● **PROBLEM DETAILS**:
Check every line below for the string "screenshot", and copy the lines that contain it.

● **MATERIAL PROVIDED**:
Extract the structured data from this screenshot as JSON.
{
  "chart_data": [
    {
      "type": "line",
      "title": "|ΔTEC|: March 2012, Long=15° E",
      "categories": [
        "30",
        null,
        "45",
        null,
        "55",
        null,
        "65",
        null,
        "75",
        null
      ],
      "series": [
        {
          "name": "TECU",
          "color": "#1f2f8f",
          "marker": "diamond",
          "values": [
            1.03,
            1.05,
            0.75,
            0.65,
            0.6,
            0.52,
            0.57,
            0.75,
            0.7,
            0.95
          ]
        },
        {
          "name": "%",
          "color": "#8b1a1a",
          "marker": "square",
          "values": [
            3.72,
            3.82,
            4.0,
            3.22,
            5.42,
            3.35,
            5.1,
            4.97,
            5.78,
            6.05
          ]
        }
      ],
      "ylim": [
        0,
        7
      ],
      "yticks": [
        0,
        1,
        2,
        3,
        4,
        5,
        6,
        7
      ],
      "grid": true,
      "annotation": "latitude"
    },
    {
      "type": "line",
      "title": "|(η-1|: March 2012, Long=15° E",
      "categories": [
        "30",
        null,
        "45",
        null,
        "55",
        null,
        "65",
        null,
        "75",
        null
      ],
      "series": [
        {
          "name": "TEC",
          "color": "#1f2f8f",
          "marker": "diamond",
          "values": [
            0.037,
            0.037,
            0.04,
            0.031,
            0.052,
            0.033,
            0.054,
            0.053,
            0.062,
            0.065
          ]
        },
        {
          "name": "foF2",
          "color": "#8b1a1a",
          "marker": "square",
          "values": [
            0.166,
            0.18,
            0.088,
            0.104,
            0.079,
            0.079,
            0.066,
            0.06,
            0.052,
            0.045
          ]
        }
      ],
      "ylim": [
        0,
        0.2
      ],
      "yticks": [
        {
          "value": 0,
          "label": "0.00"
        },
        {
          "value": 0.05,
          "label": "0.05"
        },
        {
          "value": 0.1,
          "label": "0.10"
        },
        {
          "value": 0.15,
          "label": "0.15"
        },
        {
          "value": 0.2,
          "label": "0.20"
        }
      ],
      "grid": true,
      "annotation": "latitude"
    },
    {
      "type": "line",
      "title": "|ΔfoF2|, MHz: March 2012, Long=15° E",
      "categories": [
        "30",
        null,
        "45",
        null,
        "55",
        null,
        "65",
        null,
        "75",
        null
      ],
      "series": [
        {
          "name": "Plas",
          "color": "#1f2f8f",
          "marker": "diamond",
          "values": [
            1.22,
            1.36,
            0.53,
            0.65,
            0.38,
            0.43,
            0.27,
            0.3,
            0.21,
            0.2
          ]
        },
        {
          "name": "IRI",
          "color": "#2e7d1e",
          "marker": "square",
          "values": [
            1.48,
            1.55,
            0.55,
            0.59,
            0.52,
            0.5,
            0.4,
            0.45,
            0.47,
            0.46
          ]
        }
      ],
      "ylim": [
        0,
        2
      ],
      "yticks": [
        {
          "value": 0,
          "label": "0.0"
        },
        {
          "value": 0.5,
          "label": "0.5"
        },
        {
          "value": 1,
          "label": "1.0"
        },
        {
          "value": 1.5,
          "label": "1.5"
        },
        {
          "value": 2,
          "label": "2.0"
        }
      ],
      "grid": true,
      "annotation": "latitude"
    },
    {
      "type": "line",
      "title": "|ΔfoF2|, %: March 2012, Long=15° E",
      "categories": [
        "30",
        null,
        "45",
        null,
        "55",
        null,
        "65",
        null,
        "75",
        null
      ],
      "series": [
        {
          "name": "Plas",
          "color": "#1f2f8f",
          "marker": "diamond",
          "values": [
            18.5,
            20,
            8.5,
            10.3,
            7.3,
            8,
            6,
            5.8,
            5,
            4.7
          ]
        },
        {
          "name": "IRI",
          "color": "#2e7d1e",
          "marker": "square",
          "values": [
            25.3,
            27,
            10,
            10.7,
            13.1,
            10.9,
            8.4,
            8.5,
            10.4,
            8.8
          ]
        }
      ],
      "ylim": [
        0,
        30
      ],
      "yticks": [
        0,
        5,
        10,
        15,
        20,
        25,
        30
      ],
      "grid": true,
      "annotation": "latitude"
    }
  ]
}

==

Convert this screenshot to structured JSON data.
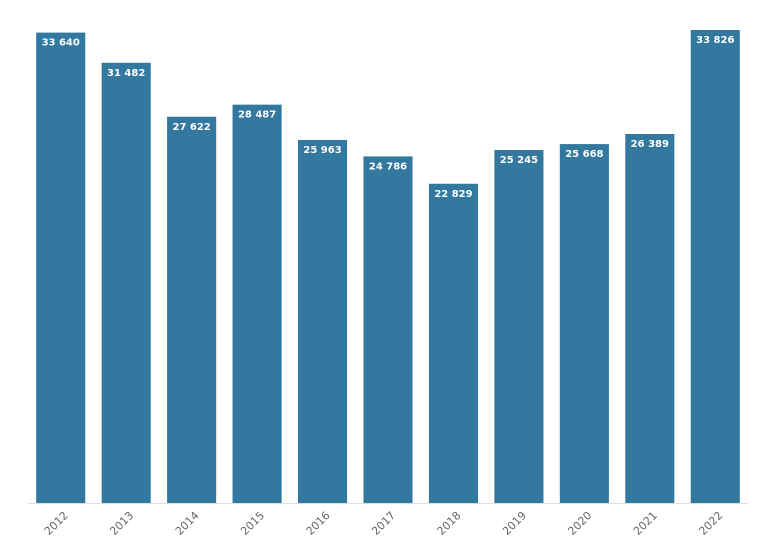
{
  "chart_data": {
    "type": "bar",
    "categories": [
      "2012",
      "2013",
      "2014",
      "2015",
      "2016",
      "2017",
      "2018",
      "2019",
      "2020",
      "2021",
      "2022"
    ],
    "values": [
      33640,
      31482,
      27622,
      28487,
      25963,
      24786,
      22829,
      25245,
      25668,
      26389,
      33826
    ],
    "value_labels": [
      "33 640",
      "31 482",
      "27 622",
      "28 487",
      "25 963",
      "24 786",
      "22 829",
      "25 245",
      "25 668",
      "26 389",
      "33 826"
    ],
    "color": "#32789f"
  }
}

● **TASK OUTPUT**:
Extract the structured data from this screenshot as JSON.
Convert this screenshot to structured JSON data.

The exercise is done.